— WORK TO COMPLETE —
Every line in the listing is to be echoed verbatim.

Stored items:
• • • •

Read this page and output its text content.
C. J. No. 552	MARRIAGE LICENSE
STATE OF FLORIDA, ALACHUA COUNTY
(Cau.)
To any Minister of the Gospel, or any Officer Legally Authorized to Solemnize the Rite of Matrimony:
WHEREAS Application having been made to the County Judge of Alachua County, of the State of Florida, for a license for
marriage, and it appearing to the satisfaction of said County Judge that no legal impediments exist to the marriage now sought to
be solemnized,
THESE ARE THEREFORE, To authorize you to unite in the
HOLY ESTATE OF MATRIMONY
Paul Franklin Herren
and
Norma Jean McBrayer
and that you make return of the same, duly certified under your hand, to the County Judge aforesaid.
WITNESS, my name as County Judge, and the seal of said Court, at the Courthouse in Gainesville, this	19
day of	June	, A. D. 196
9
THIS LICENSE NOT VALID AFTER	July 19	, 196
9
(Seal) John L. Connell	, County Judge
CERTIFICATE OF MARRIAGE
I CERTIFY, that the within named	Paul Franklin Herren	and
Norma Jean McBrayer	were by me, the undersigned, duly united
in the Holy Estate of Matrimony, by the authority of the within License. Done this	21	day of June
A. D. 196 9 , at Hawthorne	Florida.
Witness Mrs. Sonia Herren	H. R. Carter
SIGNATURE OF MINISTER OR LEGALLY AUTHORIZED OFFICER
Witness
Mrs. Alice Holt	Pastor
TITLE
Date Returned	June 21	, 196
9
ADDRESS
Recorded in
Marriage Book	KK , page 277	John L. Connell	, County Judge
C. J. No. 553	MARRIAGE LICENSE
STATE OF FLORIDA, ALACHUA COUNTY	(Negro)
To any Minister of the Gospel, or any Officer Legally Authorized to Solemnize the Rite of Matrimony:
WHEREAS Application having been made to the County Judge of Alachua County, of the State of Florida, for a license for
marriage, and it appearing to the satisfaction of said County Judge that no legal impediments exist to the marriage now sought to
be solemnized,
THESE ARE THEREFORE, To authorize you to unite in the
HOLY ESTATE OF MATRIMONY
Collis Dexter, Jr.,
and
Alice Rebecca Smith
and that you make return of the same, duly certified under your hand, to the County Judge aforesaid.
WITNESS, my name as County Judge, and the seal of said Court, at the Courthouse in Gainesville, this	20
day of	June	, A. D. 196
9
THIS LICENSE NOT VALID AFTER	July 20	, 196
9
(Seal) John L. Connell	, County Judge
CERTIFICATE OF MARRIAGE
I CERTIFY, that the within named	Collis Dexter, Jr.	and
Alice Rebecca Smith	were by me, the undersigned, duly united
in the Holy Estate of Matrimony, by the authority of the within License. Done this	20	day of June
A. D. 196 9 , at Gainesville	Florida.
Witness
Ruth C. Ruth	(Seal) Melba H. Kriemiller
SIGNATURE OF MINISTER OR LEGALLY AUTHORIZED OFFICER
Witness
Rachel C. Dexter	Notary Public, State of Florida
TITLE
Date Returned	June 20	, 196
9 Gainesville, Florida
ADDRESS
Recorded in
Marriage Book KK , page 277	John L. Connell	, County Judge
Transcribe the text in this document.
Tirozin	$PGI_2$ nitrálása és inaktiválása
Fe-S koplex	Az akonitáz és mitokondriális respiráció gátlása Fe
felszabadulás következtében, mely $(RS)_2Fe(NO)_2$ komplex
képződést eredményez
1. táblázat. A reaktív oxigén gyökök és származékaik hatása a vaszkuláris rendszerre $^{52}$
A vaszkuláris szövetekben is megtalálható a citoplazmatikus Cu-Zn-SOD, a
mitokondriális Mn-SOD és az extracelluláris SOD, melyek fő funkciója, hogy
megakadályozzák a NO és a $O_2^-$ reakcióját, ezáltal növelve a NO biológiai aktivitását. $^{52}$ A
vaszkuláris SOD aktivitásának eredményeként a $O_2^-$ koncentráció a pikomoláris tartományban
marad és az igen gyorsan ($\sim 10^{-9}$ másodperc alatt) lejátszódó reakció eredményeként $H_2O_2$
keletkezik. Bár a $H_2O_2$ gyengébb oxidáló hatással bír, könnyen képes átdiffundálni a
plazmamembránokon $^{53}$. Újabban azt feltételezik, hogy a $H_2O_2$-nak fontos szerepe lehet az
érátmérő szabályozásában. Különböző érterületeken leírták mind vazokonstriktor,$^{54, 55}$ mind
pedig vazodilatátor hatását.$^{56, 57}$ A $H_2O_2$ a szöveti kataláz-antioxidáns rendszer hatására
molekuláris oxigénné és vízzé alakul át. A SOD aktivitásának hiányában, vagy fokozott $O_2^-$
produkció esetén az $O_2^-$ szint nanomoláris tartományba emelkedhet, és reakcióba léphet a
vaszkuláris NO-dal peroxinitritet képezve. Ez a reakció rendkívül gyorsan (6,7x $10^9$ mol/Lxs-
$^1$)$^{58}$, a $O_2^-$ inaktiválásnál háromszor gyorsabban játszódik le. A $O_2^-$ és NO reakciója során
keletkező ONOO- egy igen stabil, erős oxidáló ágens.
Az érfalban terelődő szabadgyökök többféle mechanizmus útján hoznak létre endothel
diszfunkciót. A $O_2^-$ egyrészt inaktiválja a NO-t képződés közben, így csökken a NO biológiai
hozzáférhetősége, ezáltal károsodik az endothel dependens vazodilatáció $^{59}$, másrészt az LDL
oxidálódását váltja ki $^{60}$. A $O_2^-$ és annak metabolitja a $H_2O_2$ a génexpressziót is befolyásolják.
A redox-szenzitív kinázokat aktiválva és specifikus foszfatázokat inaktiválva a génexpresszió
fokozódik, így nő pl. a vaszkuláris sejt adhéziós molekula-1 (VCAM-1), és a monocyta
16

• • • •

— OUTPUT FOR THIS EXERCISE —
Read this page and output its text content.
C. J. No. 552	MARRIAGE LICENSE
STATE OF FLORIDA, ALACHUA COUNTY
(Cau.)
To any Minister of the Gospel, or any Officer Legally Authorized to Solemnize the Rite of Matrimony:
WHEREAS Application having been made to the County Judge of Alachua County, of the State of Florida, for a license for
marriage, and it appearing to the satisfaction of said County Judge that no legal impediments exist to the marriage now sought to
be solemnized,
THESE ARE THEREFORE, To authorize you to unite in the
HOLY ESTATE OF MATRIMONY
Paul Franklin Herren
and
Norma Jean McBrayer
and that you make return of the same, duly certified under your hand, to the County Judge aforesaid.
WITNESS, my name as County Judge, and the seal of said Court, at the Courthouse in Gainesville, this	19
day of	June	, A. D. 196
9
THIS LICENSE NOT VALID AFTER	July 19	, 196
9
(Seal) John L. Connell	, County Judge
CERTIFICATE OF MARRIAGE
I CERTIFY, that the within named	Paul Franklin Herren	and
Norma Jean McBrayer	were by me, the undersigned, duly united
in the Holy Estate of Matrimony, by the authority of the within License. Done this	21	day of June
A. D. 196 9 , at Hawthorne	Florida.
Witness Mrs. Sonia Herren	H. R. Carter
SIGNATURE OF MINISTER OR LEGALLY AUTHORIZED OFFICER
Witness
Mrs. Alice Holt	Pastor
TITLE
Date Returned	June 21	, 196
9
ADDRESS
Recorded in
Marriage Book	KK , page 277	John L. Connell	, County Judge
C. J. No. 553	MARRIAGE LICENSE
STATE OF FLORIDA, ALACHUA COUNTY	(Negro)
To any Minister of the Gospel, or any Officer Legally Authorized to Solemnize the Rite of Matrimony:
WHEREAS Application having been made to the County Judge of Alachua County, of the State of Florida, for a license for
marriage, and it appearing to the satisfaction of said County Judge that no legal impediments exist to the marriage now sought to
be solemnized,
THESE ARE THEREFORE, To authorize you to unite in the
HOLY ESTATE OF MATRIMONY
Collis Dexter, Jr.,
and
Alice Rebecca Smith
and that you make return of the same, duly certified under your hand, to the County Judge aforesaid.
WITNESS, my name as County Judge, and the seal of said Court, at the Courthouse in Gainesville, this	20
day of	June	, A. D. 196
9
THIS LICENSE NOT VALID AFTER	July 20	, 196
9
(Seal) John L. Connell	, County Judge
CERTIFICATE OF MARRIAGE
I CERTIFY, that the within named	Collis Dexter, Jr.	and
Alice Rebecca Smith	were by me, the undersigned, duly united
in the Holy Estate of Matrimony, by the authority of the within License. Done this	20	day of June
A. D. 196 9 , at Gainesville	Florida.
Witness
Ruth C. Ruth	(Seal) Melba H. Kriemiller
SIGNATURE OF MINISTER OR LEGALLY AUTHORIZED OFFICER
Witness
Rachel C. Dexter	Notary Public, State of Florida
TITLE
Date Returned	June 20	, 196
9 Gainesville, Florida
ADDRESS
Recorded in
Marriage Book KK , page 277	John L. Connell	, County Judge
Transcribe the text in this document.
Tirozin	$PGI_2$ nitrálása és inaktiválása
Fe-S koplex	Az akonitáz és mitokondriális respiráció gátlása Fe
felszabadulás következtében, mely $(RS)_2Fe(NO)_2$ komplex
képződést eredményez
1. táblázat. A reaktív oxigén gyökök és származékaik hatása a vaszkuláris rendszerre $^{52}$
A vaszkuláris szövetekben is megtalálható a citoplazmatikus Cu-Zn-SOD, a
mitokondriális Mn-SOD és az extracelluláris SOD, melyek fő funkciója, hogy
megakadályozzák a NO és a $O_2^-$ reakcióját, ezáltal növelve a NO biológiai aktivitását. $^{52}$ A
vaszkuláris SOD aktivitásának eredményeként a $O_2^-$ koncentráció a pikomoláris tartományban
marad és az igen gyorsan ($\sim 10^{-9}$ másodperc alatt) lejátszódó reakció eredményeként $H_2O_2$
keletkezik. Bár a $H_2O_2$ gyengébb oxidáló hatással bír, könnyen képes átdiffundálni a
plazmamembránokon $^{53}$. Újabban azt feltételezik, hogy a $H_2O_2$-nak fontos szerepe lehet az
érátmérő szabályozásában. Különböző érterületeken leírták mind vazokonstriktor,$^{54, 55}$ mind
pedig vazodilatátor hatását.$^{56, 57}$ A $H_2O_2$ a szöveti kataláz-antioxidáns rendszer hatására
molekuláris oxigénné és vízzé alakul át. A SOD aktivitásának hiányában, vagy fokozott $O_2^-$
produkció esetén az $O_2^-$ szint nanomoláris tartományba emelkedhet, és reakcióba léphet a
vaszkuláris NO-dal peroxinitritet képezve. Ez a reakció rendkívül gyorsan (6,7x $10^9$ mol/Lxs-
$^1$)$^{58}$, a $O_2^-$ inaktiválásnál háromszor gyorsabban játszódik le. A $O_2^-$ és NO reakciója során
keletkező ONOO- egy igen stabil, erős oxidáló ágens.
Az érfalban terelődő szabadgyökök többféle mechanizmus útján hoznak létre endothel
diszfunkciót. A $O_2^-$ egyrészt inaktiválja a NO-t képződés közben, így csökken a NO biológiai
hozzáférhetősége, ezáltal károsodik az endothel dependens vazodilatáció $^{59}$, másrészt az LDL
oxidálódását váltja ki $^{60}$. A $O_2^-$ és annak metabolitja a $H_2O_2$ a génexpressziót is befolyásolják.
A redox-szenzitív kinázokat aktiválva és specifikus foszfatázokat inaktiválva a génexpresszió
fokozódik, így nő pl. a vaszkuláris sejt adhéziós molekula-1 (VCAM-1), és a monocyta
16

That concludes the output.